WHAT IS REQUIRED
Copy out all of the data below with no alterations.

— start MATERIAL PROVIDED —

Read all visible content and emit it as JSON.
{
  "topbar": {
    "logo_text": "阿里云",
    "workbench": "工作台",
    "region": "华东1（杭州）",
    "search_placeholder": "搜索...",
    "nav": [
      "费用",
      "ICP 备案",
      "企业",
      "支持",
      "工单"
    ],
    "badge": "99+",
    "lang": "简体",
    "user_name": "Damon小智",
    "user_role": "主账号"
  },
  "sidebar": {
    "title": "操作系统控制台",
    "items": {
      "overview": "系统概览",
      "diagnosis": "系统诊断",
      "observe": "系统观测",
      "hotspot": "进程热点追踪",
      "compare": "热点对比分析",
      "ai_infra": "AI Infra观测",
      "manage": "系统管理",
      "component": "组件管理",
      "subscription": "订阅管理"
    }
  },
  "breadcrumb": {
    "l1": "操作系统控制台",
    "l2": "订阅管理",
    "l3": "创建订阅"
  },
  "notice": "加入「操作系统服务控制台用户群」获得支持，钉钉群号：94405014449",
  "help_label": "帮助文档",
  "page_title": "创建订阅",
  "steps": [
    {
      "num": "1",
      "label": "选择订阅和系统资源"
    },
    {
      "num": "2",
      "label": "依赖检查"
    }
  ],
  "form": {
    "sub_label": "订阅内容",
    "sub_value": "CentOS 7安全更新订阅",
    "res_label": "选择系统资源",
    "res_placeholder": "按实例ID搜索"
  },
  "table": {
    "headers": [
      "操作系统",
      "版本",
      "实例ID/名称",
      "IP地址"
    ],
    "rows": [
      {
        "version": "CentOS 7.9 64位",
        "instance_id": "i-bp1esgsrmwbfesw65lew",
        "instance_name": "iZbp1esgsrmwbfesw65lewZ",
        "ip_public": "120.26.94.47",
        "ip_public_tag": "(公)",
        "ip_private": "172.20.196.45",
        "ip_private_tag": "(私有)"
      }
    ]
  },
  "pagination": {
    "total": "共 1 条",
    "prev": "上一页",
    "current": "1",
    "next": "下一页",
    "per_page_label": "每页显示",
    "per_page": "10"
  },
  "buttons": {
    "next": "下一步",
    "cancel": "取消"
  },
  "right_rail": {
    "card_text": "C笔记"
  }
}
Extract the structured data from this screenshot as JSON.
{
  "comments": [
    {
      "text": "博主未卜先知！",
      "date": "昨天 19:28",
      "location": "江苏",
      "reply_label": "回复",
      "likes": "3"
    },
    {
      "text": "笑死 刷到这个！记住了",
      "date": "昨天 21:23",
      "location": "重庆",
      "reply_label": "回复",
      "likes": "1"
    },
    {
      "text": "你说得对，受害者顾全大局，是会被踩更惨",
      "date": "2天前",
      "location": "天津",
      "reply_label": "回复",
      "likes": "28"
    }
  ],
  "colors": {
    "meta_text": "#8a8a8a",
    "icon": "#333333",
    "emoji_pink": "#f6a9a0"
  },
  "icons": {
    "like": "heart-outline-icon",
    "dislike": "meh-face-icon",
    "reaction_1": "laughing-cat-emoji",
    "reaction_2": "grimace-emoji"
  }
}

— end MATERIAL PROVIDED —

TASK OUTPUT
Read all visible content and emit it as JSON.
{
  "topbar": {
    "logo_text": "阿里云",
    "workbench": "工作台",
    "region": "华东1（杭州）",
    "search_placeholder": "搜索...",
    "nav": [
      "费用",
      "ICP 备案",
      "企业",
      "支持",
      "工单"
    ],
    "badge": "99+",
    "lang": "简体",
    "user_name": "Damon小智",
    "user_role": "主账号"
  },
  "sidebar": {
    "title": "操作系统控制台",
    "items": {
      "overview": "系统概览",
      "diagnosis": "系统诊断",
      "observe": "系统观测",
      "hotspot": "进程热点追踪",
      "compare": "热点对比分析",
      "ai_infra": "AI Infra观测",
      "manage": "系统管理",
      "component": "组件管理",
      "subscription": "订阅管理"
    }
  },
  "breadcrumb": {
    "l1": "操作系统控制台",
    "l2": "订阅管理",
    "l3": "创建订阅"
  },
  "notice": "加入「操作系统服务控制台用户群」获得支持，钉钉群号：94405014449",
  "help_label": "帮助文档",
  "page_title": "创建订阅",
  "steps": [
    {
      "num": "1",
      "label": "选择订阅和系统资源"
    },
    {
      "num": "2",
      "label": "依赖检查"
    }
  ],
  "form": {
    "sub_label": "订阅内容",
    "sub_value": "CentOS 7安全更新订阅",
    "res_label": "选择系统资源",
    "res_placeholder": "按实例ID搜索"
  },
  "table": {
    "headers": [
      "操作系统",
      "版本",
      "实例ID/名称",
      "IP地址"
    ],
    "rows": [
      {
        "version": "CentOS 7.9 64位",
        "instance_id": "i-bp1esgsrmwbfesw65lew",
        "instance_name": "iZbp1esgsrmwbfesw65lewZ",
        "ip_public": "120.26.94.47",
        "ip_public_tag": "(公)",
        "ip_private": "172.20.196.45",
        "ip_private_tag": "(私有)"
      }
    ]
  },
  "pagination": {
    "total": "共 1 条",
    "prev": "上一页",
    "current": "1",
    "next": "下一页",
    "per_page_label": "每页显示",
    "per_page": "10"
  },
  "buttons": {
    "next": "下一步",
    "cancel": "取消"
  },
  "right_rail": {
    "card_text": "C笔记"
  }
}
Extract the structured data from this screenshot as JSON.
{
  "comments": [
    {
      "text": "博主未卜先知！",
      "date": "昨天 19:28",
      "location": "江苏",
      "reply_label": "回复",
      "likes": "3"
    },
    {
      "text": "笑死 刷到这个！记住了",
      "date": "昨天 21:23",
      "location": "重庆",
      "reply_label": "回复",
      "likes": "1"
    },
    {
      "text": "你说得对，受害者顾全大局，是会被踩更惨",
      "date": "2天前",
      "location": "天津",
      "reply_label": "回复",
      "likes": "28"
    }
  ],
  "colors": {
    "meta_text": "#8a8a8a",
    "icon": "#333333",
    "emoji_pink": "#f6a9a0"
  },
  "icons": {
    "like": "heart-outline-icon",
    "dislike": "meh-face-icon",
    "reaction_1": "laughing-cat-emoji",
    "reaction_2": "grimace-emoji"
  }
}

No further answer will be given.